Directions
**1.** Reproduce the Phonon essay word for word between "There are many" and "us this technology.", inclusive.
**2.** In the Phonon essay, what is named as the genius innovation of bitcoin?
**3.** Write the next part of the Phonon essay, continuing after its final sentence.
* Start Extract *
A reading from the book of rooster:
Greetings prospective Phononite!
However you wound up here, I’m glad you are.
To me (Reddest Rooster), the Phonon Protocol represents the financial equivalent of nuclear weaponry. It changes the game completely as soon as it’s on the board. Understanding both the implementation and advantages of this technology is crucial, hence this essay:
i.
Consider how you would describe a SCUBA dive to someone with no concept of the ocean?
There are many layers of understanding between “I live in the mountains, my parents lived in the mountains, I’ve no conception of ‘the sea’” to “yesterday I was navigating submerged cave structures off the Yucatan”.
There are several ways for a complete virgin to begin to get seasoned. Going in raw and falling for a scam on your first try isn’t wrong per se, but most would aim to do better. (Bitcoin OG Chris DeRose used to say you haven’t joined the crypto community until you’ve been scammed at least once -pg)
It is not strictly necessary to understand the historical or philosophical roots of the trillion dollar crypto-industry, but if you’re going to take my class you’re going to at least try to grok the motives of the people who gave us this technology.
A purely peer-to-peer version of electronic cash would allow online payments to be sent directly from one party to another without going through a financial institution. Digital signatures provide part of the solution, but the main benefits are lost if a trusted third party is still required to prevent double-spending.
-Satoshi Nakamoto, Bitcoin: A Peer to Peer Electronic Cash System
The genius innovation of bitcoin is in decentralized double-spend protection. At the same time, someone who understands the irony hidden in the first two sentences of the Bitcoin Whitepaper will understand why Phonon is the missing link in realizing Satoshi’s dream of a trustless, censorship-proof means of digital transaction.
ii.
First we will focus on the “digital signatures”…the private key/public address architecture that forms the backbone of all crypto-security.
* End Extract *
* Start Provided information *
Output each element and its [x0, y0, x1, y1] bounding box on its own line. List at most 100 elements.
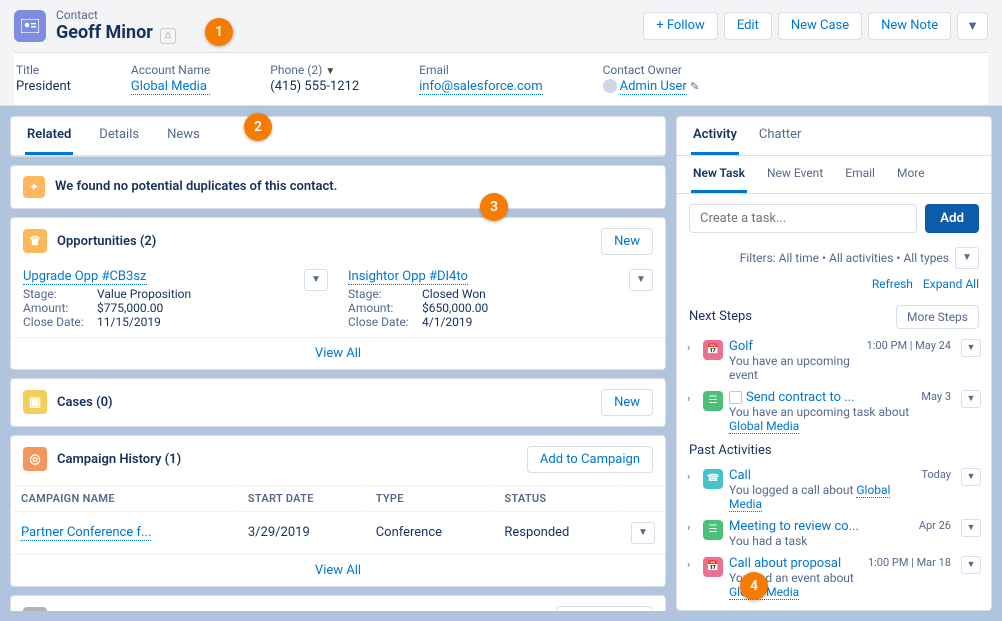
case-icon: ▣ — [23, 390, 47, 414]
contact-icon — [14, 10, 46, 42]
activity-subtext: You have an upcoming task about Global M… — [729, 405, 915, 433]
activity-item: ›📅Call about proposalYou had an event ab… — [687, 552, 981, 603]
attachment-icon: 📎 — [23, 607, 47, 611]
activity-link[interactable]: Call about proposal — [729, 556, 841, 571]
opportunity-item: Insightor Opp #DI4to ▼ Stage:Closed Won … — [348, 269, 653, 329]
campaign-link[interactable]: Partner Conference f... — [21, 525, 151, 541]
opportunity-link[interactable]: Upgrade Opp #CB3sz — [23, 269, 147, 285]
activity-menu-button[interactable]: ▼ — [961, 468, 981, 486]
table-row: Partner Conference f... 3/29/2019 Confer… — [13, 514, 663, 552]
activity-link[interactable]: Call — [729, 468, 751, 483]
callout-3: 3 — [480, 193, 508, 221]
opportunities-title: Opportunities (2) — [57, 234, 156, 249]
activity-time: 1:00 PM | Mar 18 — [868, 556, 951, 599]
chevron-right-icon[interactable]: › — [687, 339, 697, 382]
chevron-right-icon[interactable]: › — [687, 468, 697, 511]
opp-view-all[interactable]: View All — [11, 337, 665, 369]
subtab-more[interactable]: More — [895, 156, 927, 193]
activity-menu-button[interactable]: ▼ — [961, 556, 981, 574]
activity-time: Today — [921, 468, 951, 511]
load-more-button[interactable]: Load More Past Activities — [791, 611, 949, 612]
activity-item: ›☎CallYou logged a call about Global Med… — [687, 464, 981, 515]
past-activities-title: Past Activities — [689, 443, 772, 458]
activity-type-icon: ☰ — [703, 520, 723, 540]
tab-details[interactable]: Details — [97, 117, 141, 155]
col-start: START DATE — [240, 485, 366, 512]
activity-type-icon: 📅 — [703, 340, 723, 360]
account-link[interactable]: Global Media — [131, 79, 210, 95]
chevron-right-icon[interactable]: › — [687, 390, 697, 433]
row-menu-button[interactable]: ▼ — [304, 269, 328, 291]
tab-news[interactable]: News — [165, 117, 202, 155]
next-steps-title: Next Steps — [689, 309, 752, 324]
activity-type-icon: ☰ — [703, 391, 723, 411]
follow-button[interactable]: Follow — [643, 12, 718, 40]
change-owner-icon[interactable]: ✎ — [690, 80, 699, 93]
new-case-button[interactable]: New — [601, 389, 653, 416]
owner-link[interactable]: Admin User — [620, 79, 687, 95]
row-menu-button[interactable]: ▼ — [631, 522, 655, 544]
owner-label: Contact Owner — [603, 63, 700, 77]
related-link[interactable]: Global Media — [729, 419, 799, 434]
activity-item: ›📅GolfYou have an upcoming event1:00 PM … — [687, 335, 981, 386]
phone-value: (415) 555-1212 — [270, 79, 359, 94]
chevron-right-icon[interactable]: › — [687, 519, 697, 548]
new-case-button[interactable]: New Case — [778, 12, 862, 40]
col-type: TYPE — [368, 485, 495, 512]
upload-files-button[interactable]: Upload Files — [556, 606, 653, 612]
tab-chatter[interactable]: Chatter — [757, 117, 804, 155]
new-note-button[interactable]: New Note — [868, 12, 951, 40]
campaign-view-all[interactable]: View All — [11, 554, 665, 586]
activity-time: May 3 — [921, 390, 951, 433]
activity-menu-button[interactable]: ▼ — [961, 339, 981, 357]
activity-link[interactable]: Meeting to review co... — [729, 519, 859, 534]
more-steps-button[interactable]: More Steps — [896, 305, 979, 329]
record-header: Contact Geoff Minor ⌂ Follow Edit New Ca… — [0, 0, 1002, 106]
subtab-email[interactable]: Email — [843, 156, 877, 193]
avatar-icon — [603, 79, 617, 93]
activity-menu-button[interactable]: ▼ — [961, 390, 981, 408]
phone-label: Phone (2)▼ — [270, 63, 359, 77]
email-label: Email — [419, 63, 542, 77]
activity-link[interactable]: Golf — [729, 339, 753, 354]
add-task-button[interactable]: Add — [925, 204, 979, 233]
activity-link[interactable]: Send contract to ... — [746, 390, 855, 405]
edit-button[interactable]: Edit — [724, 12, 772, 40]
task-input[interactable] — [689, 204, 917, 233]
subtab-newtask[interactable]: New Task — [691, 156, 747, 193]
hierarchy-icon[interactable]: ⌂ — [160, 28, 176, 44]
chevron-right-icon[interactable]: › — [687, 556, 697, 599]
activity-type-icon: 📅 — [703, 557, 723, 577]
activity-type-icon: ☎ — [703, 469, 723, 489]
campaign-icon: ◎ — [23, 447, 47, 471]
activity-subtext: You have an upcoming event — [729, 354, 861, 382]
activity-item: › ☰ Send contract to ...You have an upcomi… — [687, 386, 981, 437]
opportunity-link[interactable]: Insightor Opp #DI4to — [348, 269, 468, 285]
expand-all-link[interactable]: Expand All — [923, 277, 979, 291]
col-name: CAMPAIGN NAME — [13, 485, 238, 512]
related-link[interactable]: Global Media — [729, 483, 890, 512]
title-label: Title — [16, 63, 71, 77]
activity-time: Apr 26 — [919, 519, 951, 548]
chevron-down-icon[interactable]: ▼ — [325, 66, 335, 77]
email-link[interactable]: info@salesforce.com — [419, 79, 542, 95]
filter-menu-button[interactable]: ▼ — [955, 247, 979, 269]
activity-subtext: You had a task — [729, 534, 913, 548]
add-to-campaign-button[interactable]: Add to Campaign — [527, 446, 653, 473]
filter-text: Filters: All time • All activities • All… — [740, 251, 949, 265]
tab-activity[interactable]: Activity — [691, 117, 739, 155]
more-actions-button[interactable]: ▼ — [957, 12, 988, 40]
callout-4: 4 — [740, 572, 768, 600]
account-label: Account Name — [131, 63, 210, 77]
col-status: STATUS — [496, 485, 621, 512]
refresh-link[interactable]: Refresh — [872, 277, 913, 291]
callout-2: 2 — [244, 113, 272, 141]
tab-related[interactable]: Related — [25, 117, 73, 155]
row-menu-button[interactable]: ▼ — [629, 269, 653, 291]
subtab-newevent[interactable]: New Event — [765, 156, 825, 193]
opportunity-icon: ♛ — [23, 229, 47, 253]
activity-menu-button[interactable]: ▼ — [961, 519, 981, 537]
new-opportunity-button[interactable]: New — [601, 228, 653, 255]
activity-item: › ☰ Meeting to review co...You had a task A… — [687, 515, 981, 552]
task-checkbox[interactable] — [729, 391, 742, 404]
* End Provided information *
Per-task outputs
**1.**
There are many layers of understanding between “I live in the mountains, my parents lived in the mountains, I’ve no conception of ‘the sea’” to “yesterday I was navigating submerged cave structures off the Yucatan”.
There are several ways for a complete virgin to begin to get seasoned. Going in raw and falling for a scam on your first try isn’t wrong per se, but most would aim to do better. (Bitcoin OG Chris DeRose used to say you haven’t joined the crypto community until you’ve been scammed at least once -pg)
It is not strictly necessary to understand the historical or philosophical roots of the trillion dollar crypto-industry, but if you’re going to take my class you’re going to at least try to grok the motives of the people who gave us this technology.

**2.** Decentralized double-spend protection.

**3.**
Phonon’s innovation is in how users store and interact with private keys. If you’ve ever been asked to store 12 to 24 random words by a wallet app, you’ve created a private key. If you’ve ever approved a transaction on a blockchain you’ve used a private key. If you have no idea what I’m talking about, let’s get started.
You use the private key to “sign” transactions associated with a public blockchain address that corresponds to the key. The blockchain itself holds a public key which corresponds to your private key, and is used to check that any transaction associated with an account has been signed with the correct private key, without the key holder having to reveal it.
Any attempt to make a tx without the appropriate private key will be immediately rejected by the network.
Anyone who has the private key can sign for any associated accounts. This is why you must protect your private key. There is no support system if you lose it or someone hacks it.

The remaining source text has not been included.